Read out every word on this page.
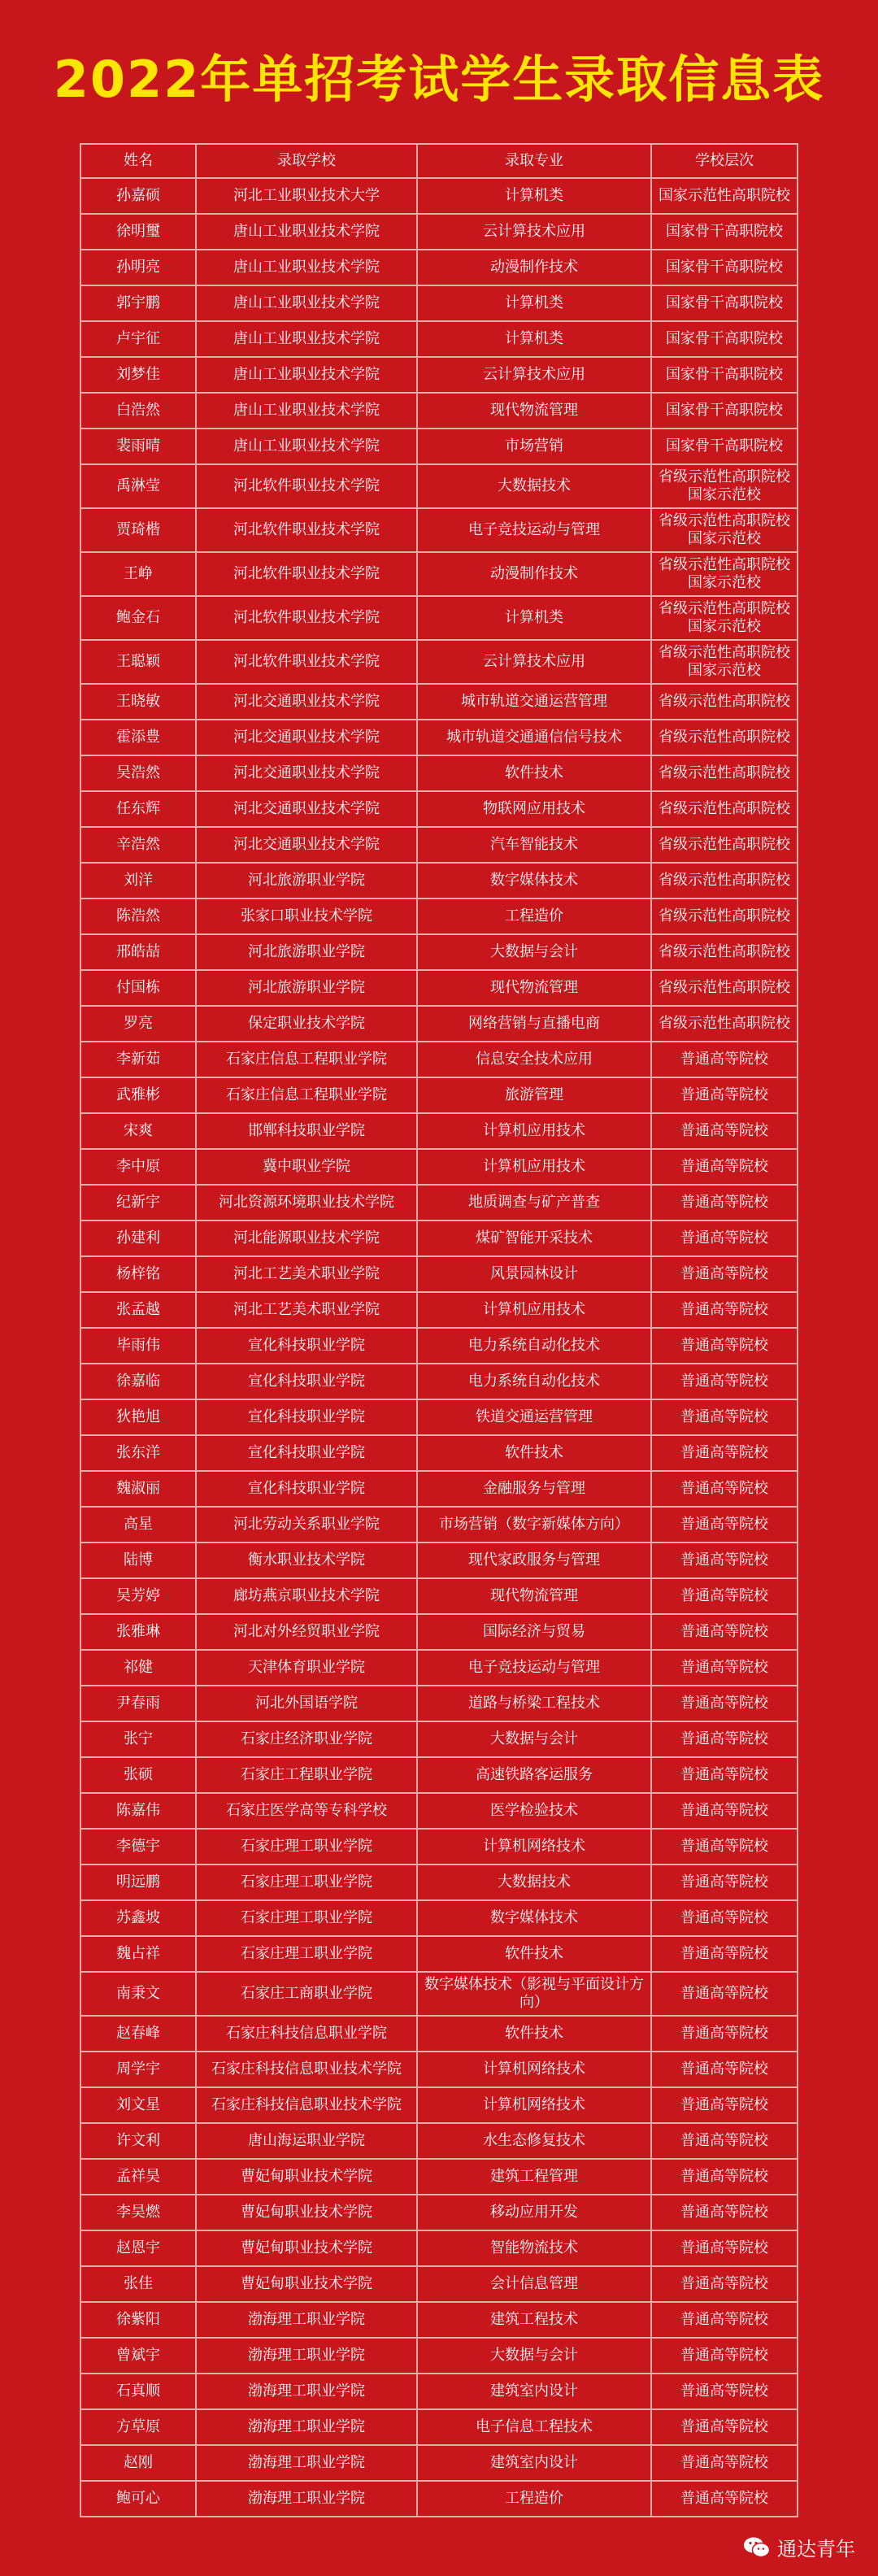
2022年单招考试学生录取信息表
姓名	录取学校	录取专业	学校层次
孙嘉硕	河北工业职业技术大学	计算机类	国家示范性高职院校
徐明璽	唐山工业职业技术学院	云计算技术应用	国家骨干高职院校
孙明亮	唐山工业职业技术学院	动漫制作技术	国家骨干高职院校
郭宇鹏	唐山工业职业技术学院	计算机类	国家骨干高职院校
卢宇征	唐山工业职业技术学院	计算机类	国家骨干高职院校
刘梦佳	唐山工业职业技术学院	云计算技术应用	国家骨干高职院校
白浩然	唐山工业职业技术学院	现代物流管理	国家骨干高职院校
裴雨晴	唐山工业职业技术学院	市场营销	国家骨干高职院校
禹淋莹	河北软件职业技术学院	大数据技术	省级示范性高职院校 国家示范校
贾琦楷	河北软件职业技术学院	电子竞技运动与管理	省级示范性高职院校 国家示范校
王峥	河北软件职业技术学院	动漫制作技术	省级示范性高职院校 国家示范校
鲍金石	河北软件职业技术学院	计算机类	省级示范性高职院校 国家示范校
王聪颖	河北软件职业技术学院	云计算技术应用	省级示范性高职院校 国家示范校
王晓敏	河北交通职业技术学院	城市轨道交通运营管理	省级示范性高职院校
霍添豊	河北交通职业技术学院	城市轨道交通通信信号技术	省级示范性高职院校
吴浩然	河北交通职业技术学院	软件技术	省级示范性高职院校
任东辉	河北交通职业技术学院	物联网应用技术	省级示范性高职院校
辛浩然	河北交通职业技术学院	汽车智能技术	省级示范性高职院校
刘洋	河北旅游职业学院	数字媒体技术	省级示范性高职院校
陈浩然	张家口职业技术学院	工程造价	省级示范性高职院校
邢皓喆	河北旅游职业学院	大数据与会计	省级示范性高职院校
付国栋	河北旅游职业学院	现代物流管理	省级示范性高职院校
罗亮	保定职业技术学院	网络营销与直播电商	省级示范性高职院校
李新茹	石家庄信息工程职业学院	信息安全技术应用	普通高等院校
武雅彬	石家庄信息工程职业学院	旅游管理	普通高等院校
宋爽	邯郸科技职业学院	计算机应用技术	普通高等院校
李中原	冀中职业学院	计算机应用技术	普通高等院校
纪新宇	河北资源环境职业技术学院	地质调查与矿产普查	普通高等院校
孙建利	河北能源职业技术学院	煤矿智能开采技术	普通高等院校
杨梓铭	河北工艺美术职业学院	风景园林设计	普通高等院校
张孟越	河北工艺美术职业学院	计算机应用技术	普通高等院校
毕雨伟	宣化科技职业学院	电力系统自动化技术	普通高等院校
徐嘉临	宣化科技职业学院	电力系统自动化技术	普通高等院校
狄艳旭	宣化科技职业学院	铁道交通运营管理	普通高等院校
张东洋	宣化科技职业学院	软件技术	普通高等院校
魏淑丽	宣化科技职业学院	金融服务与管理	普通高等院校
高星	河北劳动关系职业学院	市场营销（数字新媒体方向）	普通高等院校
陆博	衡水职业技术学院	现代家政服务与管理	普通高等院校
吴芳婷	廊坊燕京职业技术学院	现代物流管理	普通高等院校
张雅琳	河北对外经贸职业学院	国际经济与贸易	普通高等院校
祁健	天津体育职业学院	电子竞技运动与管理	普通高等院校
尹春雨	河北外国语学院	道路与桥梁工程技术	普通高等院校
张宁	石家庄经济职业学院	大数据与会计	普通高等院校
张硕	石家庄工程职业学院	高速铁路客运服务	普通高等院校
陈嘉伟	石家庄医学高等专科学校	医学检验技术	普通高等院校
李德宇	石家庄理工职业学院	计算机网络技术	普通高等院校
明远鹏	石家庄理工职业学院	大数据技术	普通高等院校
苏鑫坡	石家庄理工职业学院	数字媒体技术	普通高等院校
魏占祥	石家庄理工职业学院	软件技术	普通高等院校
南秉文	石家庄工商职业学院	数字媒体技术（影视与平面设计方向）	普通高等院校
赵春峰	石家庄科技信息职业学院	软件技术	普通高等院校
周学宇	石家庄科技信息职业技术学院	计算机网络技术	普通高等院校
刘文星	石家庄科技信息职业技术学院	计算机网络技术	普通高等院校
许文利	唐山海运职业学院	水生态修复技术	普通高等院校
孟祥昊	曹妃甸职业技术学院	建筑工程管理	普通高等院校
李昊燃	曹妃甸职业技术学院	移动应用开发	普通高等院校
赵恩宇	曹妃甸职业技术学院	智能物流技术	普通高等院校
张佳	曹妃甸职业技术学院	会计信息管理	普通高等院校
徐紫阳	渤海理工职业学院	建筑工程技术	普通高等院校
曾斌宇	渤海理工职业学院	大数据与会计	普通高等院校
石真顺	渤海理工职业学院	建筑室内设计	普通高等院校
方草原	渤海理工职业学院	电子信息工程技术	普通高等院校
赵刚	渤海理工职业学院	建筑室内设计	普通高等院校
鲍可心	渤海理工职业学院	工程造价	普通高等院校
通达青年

==========

What you are asked to do →
Omit all pictures while transcribing the entries verbatim.

Task result →
Read out every word on this page.
2022年单招考试学生录取信息表
姓名	录取学校	录取专业	学校层次
孙嘉硕	河北工业职业技术大学	计算机类	国家示范性高职院校
徐明璽	唐山工业职业技术学院	云计算技术应用	国家骨干高职院校
孙明亮	唐山工业职业技术学院	动漫制作技术	国家骨干高职院校
郭宇鹏	唐山工业职业技术学院	计算机类	国家骨干高职院校
卢宇征	唐山工业职业技术学院	计算机类	国家骨干高职院校
刘梦佳	唐山工业职业技术学院	云计算技术应用	国家骨干高职院校
白浩然	唐山工业职业技术学院	现代物流管理	国家骨干高职院校
裴雨晴	唐山工业职业技术学院	市场营销	国家骨干高职院校
禹淋莹	河北软件职业技术学院	大数据技术	省级示范性高职院校 国家示范校
贾琦楷	河北软件职业技术学院	电子竞技运动与管理	省级示范性高职院校 国家示范校
王峥	河北软件职业技术学院	动漫制作技术	省级示范性高职院校 国家示范校
鲍金石	河北软件职业技术学院	计算机类	省级示范性高职院校 国家示范校
王聪颖	河北软件职业技术学院	云计算技术应用	省级示范性高职院校 国家示范校
王晓敏	河北交通职业技术学院	城市轨道交通运营管理	省级示范性高职院校
霍添豊	河北交通职业技术学院	城市轨道交通通信信号技术	省级示范性高职院校
吴浩然	河北交通职业技术学院	软件技术	省级示范性高职院校
任东辉	河北交通职业技术学院	物联网应用技术	省级示范性高职院校
辛浩然	河北交通职业技术学院	汽车智能技术	省级示范性高职院校
刘洋	河北旅游职业学院	数字媒体技术	省级示范性高职院校
陈浩然	张家口职业技术学院	工程造价	省级示范性高职院校
邢皓喆	河北旅游职业学院	大数据与会计	省级示范性高职院校
付国栋	河北旅游职业学院	现代物流管理	省级示范性高职院校
罗亮	保定职业技术学院	网络营销与直播电商	省级示范性高职院校
李新茹	石家庄信息工程职业学院	信息安全技术应用	普通高等院校
武雅彬	石家庄信息工程职业学院	旅游管理	普通高等院校
宋爽	邯郸科技职业学院	计算机应用技术	普通高等院校
李中原	冀中职业学院	计算机应用技术	普通高等院校
纪新宇	河北资源环境职业技术学院	地质调查与矿产普查	普通高等院校
孙建利	河北能源职业技术学院	煤矿智能开采技术	普通高等院校
杨梓铭	河北工艺美术职业学院	风景园林设计	普通高等院校
张孟越	河北工艺美术职业学院	计算机应用技术	普通高等院校
毕雨伟	宣化科技职业学院	电力系统自动化技术	普通高等院校
徐嘉临	宣化科技职业学院	电力系统自动化技术	普通高等院校
狄艳旭	宣化科技职业学院	铁道交通运营管理	普通高等院校
张东洋	宣化科技职业学院	软件技术	普通高等院校
魏淑丽	宣化科技职业学院	金融服务与管理	普通高等院校
高星	河北劳动关系职业学院	市场营销（数字新媒体方向）	普通高等院校
陆博	衡水职业技术学院	现代家政服务与管理	普通高等院校
吴芳婷	廊坊燕京职业技术学院	现代物流管理	普通高等院校
张雅琳	河北对外经贸职业学院	国际经济与贸易	普通高等院校
祁健	天津体育职业学院	电子竞技运动与管理	普通高等院校
尹春雨	河北外国语学院	道路与桥梁工程技术	普通高等院校
张宁	石家庄经济职业学院	大数据与会计	普通高等院校
张硕	石家庄工程职业学院	高速铁路客运服务	普通高等院校
陈嘉伟	石家庄医学高等专科学校	医学检验技术	普通高等院校
李德宇	石家庄理工职业学院	计算机网络技术	普通高等院校
明远鹏	石家庄理工职业学院	大数据技术	普通高等院校
苏鑫坡	石家庄理工职业学院	数字媒体技术	普通高等院校
魏占祥	石家庄理工职业学院	软件技术	普通高等院校
南秉文	石家庄工商职业学院	数字媒体技术（影视与平面设计方向）	普通高等院校
赵春峰	石家庄科技信息职业学院	软件技术	普通高等院校
周学宇	石家庄科技信息职业技术学院	计算机网络技术	普通高等院校
刘文星	石家庄科技信息职业技术学院	计算机网络技术	普通高等院校
许文利	唐山海运职业学院	水生态修复技术	普通高等院校
孟祥昊	曹妃甸职业技术学院	建筑工程管理	普通高等院校
李昊燃	曹妃甸职业技术学院	移动应用开发	普通高等院校
赵恩宇	曹妃甸职业技术学院	智能物流技术	普通高等院校
张佳	曹妃甸职业技术学院	会计信息管理	普通高等院校
徐紫阳	渤海理工职业学院	建筑工程技术	普通高等院校
曾斌宇	渤海理工职业学院	大数据与会计	普通高等院校
石真顺	渤海理工职业学院	建筑室内设计	普通高等院校
方草原	渤海理工职业学院	电子信息工程技术	普通高等院校
赵刚	渤海理工职业学院	建筑室内设计	普通高等院校
鲍可心	渤海理工职业学院	工程造价	普通高等院校
通达青年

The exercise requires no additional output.